▶ **WHAT YOU NEED TO DO**: Write out, character for character, the line containing "Enumerate this screenshot's" and all lines after it up to the end of the listing.

+++

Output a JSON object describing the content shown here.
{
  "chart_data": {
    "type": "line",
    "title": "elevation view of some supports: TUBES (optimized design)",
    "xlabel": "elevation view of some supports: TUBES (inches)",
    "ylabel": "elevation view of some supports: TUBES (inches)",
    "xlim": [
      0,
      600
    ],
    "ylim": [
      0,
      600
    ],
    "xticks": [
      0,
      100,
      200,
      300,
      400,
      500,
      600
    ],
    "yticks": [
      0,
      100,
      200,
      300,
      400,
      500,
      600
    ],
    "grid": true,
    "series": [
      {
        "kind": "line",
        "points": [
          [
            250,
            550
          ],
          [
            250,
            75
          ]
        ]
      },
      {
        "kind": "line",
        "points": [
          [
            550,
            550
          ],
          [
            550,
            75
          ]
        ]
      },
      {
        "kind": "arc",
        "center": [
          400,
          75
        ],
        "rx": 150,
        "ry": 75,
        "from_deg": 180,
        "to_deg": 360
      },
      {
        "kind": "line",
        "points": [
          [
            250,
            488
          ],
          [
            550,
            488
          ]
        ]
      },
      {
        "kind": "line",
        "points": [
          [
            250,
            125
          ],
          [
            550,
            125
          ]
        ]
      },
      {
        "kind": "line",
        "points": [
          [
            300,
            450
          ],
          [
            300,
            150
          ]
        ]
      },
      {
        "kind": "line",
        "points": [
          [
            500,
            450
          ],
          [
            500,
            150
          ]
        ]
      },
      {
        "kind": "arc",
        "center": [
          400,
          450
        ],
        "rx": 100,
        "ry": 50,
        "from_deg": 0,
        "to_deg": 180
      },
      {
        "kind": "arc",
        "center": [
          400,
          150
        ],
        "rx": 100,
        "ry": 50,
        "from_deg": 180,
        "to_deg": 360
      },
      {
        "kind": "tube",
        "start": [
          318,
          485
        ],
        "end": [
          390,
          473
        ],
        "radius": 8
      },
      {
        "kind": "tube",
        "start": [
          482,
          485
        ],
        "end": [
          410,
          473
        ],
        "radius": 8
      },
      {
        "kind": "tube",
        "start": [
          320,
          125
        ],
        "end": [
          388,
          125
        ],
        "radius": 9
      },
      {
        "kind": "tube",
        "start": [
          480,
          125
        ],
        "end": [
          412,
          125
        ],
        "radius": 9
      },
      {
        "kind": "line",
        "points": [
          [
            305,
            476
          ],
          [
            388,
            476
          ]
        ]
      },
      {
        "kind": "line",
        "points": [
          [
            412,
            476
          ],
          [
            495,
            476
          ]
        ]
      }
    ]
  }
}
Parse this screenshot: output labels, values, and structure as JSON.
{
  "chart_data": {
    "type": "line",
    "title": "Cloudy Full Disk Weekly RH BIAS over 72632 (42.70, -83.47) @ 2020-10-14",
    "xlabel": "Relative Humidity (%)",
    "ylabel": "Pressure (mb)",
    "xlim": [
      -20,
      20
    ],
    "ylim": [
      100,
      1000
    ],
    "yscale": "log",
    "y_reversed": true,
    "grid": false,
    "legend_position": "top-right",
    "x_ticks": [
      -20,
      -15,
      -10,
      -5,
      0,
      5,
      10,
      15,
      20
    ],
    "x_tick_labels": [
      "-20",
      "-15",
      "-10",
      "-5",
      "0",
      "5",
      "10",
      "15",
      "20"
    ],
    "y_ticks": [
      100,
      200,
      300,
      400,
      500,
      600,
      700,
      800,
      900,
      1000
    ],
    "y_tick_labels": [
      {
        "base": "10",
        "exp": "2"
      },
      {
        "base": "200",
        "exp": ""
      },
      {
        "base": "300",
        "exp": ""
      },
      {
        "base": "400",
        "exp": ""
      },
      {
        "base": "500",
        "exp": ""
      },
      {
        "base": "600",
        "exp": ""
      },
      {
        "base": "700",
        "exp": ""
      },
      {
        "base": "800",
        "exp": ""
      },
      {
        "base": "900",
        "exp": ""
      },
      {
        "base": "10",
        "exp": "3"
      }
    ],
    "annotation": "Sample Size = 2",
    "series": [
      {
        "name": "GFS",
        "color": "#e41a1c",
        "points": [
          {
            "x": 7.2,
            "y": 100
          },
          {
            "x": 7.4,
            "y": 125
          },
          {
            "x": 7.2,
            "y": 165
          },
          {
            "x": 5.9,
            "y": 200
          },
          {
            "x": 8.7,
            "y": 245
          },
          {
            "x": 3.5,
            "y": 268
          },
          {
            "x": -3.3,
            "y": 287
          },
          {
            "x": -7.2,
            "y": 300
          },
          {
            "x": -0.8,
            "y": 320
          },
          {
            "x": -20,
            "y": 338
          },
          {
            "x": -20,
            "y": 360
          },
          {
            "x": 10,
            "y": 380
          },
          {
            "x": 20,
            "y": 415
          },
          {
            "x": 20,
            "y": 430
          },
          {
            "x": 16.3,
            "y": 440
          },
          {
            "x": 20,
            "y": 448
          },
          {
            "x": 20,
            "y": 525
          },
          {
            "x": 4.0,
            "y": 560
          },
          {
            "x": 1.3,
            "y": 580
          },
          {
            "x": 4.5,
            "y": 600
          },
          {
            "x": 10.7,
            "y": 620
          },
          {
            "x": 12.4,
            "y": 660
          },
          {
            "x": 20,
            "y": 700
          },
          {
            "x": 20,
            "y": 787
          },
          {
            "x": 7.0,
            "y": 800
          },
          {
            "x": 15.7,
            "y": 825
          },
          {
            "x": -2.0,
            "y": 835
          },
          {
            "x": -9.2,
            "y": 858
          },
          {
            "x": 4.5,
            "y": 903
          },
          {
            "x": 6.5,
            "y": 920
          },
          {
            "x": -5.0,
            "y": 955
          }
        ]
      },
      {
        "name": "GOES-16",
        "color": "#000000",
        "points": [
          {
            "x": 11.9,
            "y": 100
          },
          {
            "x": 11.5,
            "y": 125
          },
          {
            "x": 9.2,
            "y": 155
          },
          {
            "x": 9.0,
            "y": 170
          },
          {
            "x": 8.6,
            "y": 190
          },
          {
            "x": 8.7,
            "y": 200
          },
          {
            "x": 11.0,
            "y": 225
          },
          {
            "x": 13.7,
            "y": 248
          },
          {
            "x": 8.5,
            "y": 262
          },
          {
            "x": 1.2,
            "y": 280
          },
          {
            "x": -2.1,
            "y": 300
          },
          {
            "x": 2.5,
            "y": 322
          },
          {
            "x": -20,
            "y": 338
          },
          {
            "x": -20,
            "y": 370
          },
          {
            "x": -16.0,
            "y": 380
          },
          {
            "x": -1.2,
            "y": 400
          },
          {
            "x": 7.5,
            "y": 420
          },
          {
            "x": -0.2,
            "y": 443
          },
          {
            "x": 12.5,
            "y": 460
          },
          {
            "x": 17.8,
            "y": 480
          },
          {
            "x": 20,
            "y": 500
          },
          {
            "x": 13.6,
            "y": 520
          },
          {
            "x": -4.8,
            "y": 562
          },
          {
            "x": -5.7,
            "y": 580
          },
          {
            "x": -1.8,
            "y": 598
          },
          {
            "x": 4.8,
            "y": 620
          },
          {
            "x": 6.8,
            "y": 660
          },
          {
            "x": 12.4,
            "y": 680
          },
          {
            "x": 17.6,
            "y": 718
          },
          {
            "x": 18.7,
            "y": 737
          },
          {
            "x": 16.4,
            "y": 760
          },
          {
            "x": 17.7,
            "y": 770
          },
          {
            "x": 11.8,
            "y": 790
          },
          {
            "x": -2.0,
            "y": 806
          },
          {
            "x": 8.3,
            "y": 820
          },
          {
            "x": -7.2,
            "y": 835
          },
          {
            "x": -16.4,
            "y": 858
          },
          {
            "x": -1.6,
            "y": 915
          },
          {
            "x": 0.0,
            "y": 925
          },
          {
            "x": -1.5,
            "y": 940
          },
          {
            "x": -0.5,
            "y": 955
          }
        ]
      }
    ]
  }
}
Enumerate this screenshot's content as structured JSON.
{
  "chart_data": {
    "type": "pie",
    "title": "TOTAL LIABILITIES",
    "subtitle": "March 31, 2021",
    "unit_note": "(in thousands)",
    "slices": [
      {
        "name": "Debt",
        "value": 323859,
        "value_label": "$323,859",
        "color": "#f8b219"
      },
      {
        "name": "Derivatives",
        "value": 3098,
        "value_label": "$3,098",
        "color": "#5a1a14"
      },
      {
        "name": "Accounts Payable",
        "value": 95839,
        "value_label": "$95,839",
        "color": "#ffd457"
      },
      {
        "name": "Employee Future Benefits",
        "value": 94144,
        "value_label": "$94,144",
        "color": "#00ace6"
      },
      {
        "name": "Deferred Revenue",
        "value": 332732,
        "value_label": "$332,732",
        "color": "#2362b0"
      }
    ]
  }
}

+++

▶ **EXPECTED ANSWER**:
Enumerate this screenshot's content as structured JSON.
{
  "chart_data": {
    "type": "pie",
    "title": "TOTAL LIABILITIES",
    "subtitle": "March 31, 2021",
    "unit_note": "(in thousands)",
    "slices": [
      {
        "name": "Debt",
        "value": 323859,
        "value_label": "$323,859",
        "color": "#f8b219"
      },
      {
        "name": "Derivatives",
        "value": 3098,
        "value_label": "$3,098",
        "color": "#5a1a14"
      },
      {
        "name": "Accounts Payable",
        "value": 95839,
        "value_label": "$95,839",
        "color": "#ffd457"
      },
      {
        "name": "Employee Future Benefits",
        "value": 94144,
        "value_label": "$94,144",
        "color": "#00ace6"
      },
      {
        "name": "Deferred Revenue",
        "value": 332732,
        "value_label": "$332,732",
        "color": "#2362b0"
      }
    ]
  }
}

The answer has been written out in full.